The records:
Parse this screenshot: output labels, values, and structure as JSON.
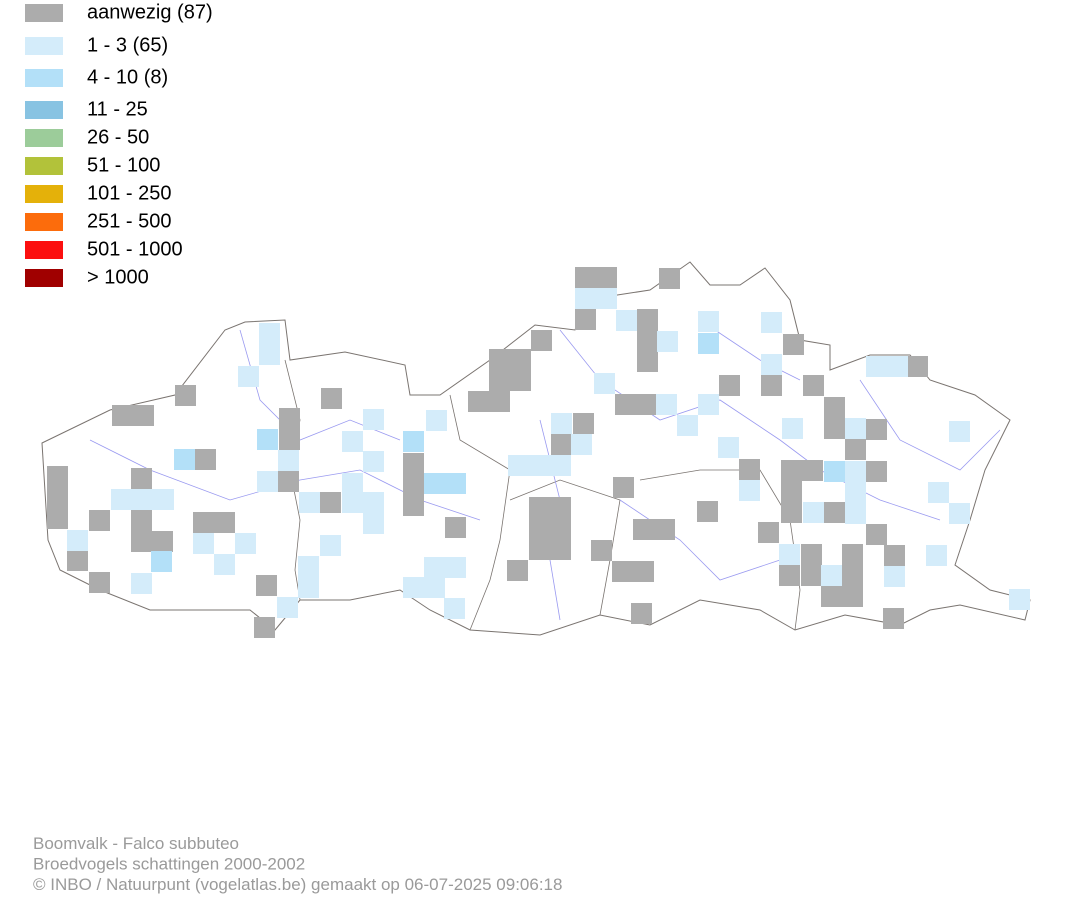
{
  "legend": [
    {
      "label": "aanwezig (87)",
      "color": "#acacac"
    },
    {
      "label": "1 - 3 (65)",
      "color": "#d4ecfa"
    },
    {
      "label": "4 - 10 (8)",
      "color": "#b3e0f8"
    },
    {
      "label": "11 - 25",
      "color": "#88c3e2"
    },
    {
      "label": "26 - 50",
      "color": "#9ccc9a"
    },
    {
      "label": "51 - 100",
      "color": "#b2c23a"
    },
    {
      "label": "101 - 250",
      "color": "#e4b10a"
    },
    {
      "label": "251 - 500",
      "color": "#fc6c0c"
    },
    {
      "label": "501 - 1000",
      "color": "#fc0f0f"
    },
    {
      "label": "> 1000",
      "color": "#a00000"
    }
  ],
  "footer": [
    "Boomvalk - Falco subbuteo",
    "Broedvogels schattingen 2000-2002",
    "© INBO / Natuurpunt (vogelatlas.be) gemaakt op 06-07-2025 09:06:18"
  ]
}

Task requirements:
Could you reproduce every record above exactly, leaving out the pictures?

Task answer:
Parse this screenshot: output labels, values, and structure as JSON.
{
  "legend": [
    {
      "label": "aanwezig (87)",
      "color": "#acacac"
    },
    {
      "label": "1 - 3 (65)",
      "color": "#d4ecfa"
    },
    {
      "label": "4 - 10 (8)",
      "color": "#b3e0f8"
    },
    {
      "label": "11 - 25",
      "color": "#88c3e2"
    },
    {
      "label": "26 - 50",
      "color": "#9ccc9a"
    },
    {
      "label": "51 - 100",
      "color": "#b2c23a"
    },
    {
      "label": "101 - 250",
      "color": "#e4b10a"
    },
    {
      "label": "251 - 500",
      "color": "#fc6c0c"
    },
    {
      "label": "501 - 1000",
      "color": "#fc0f0f"
    },
    {
      "label": "> 1000",
      "color": "#a00000"
    }
  ],
  "footer": [
    "Boomvalk - Falco subbuteo",
    "Broedvogels schattingen 2000-2002",
    "© INBO / Natuurpunt (vogelatlas.be) gemaakt op 06-07-2025 09:06:18"
  ]
}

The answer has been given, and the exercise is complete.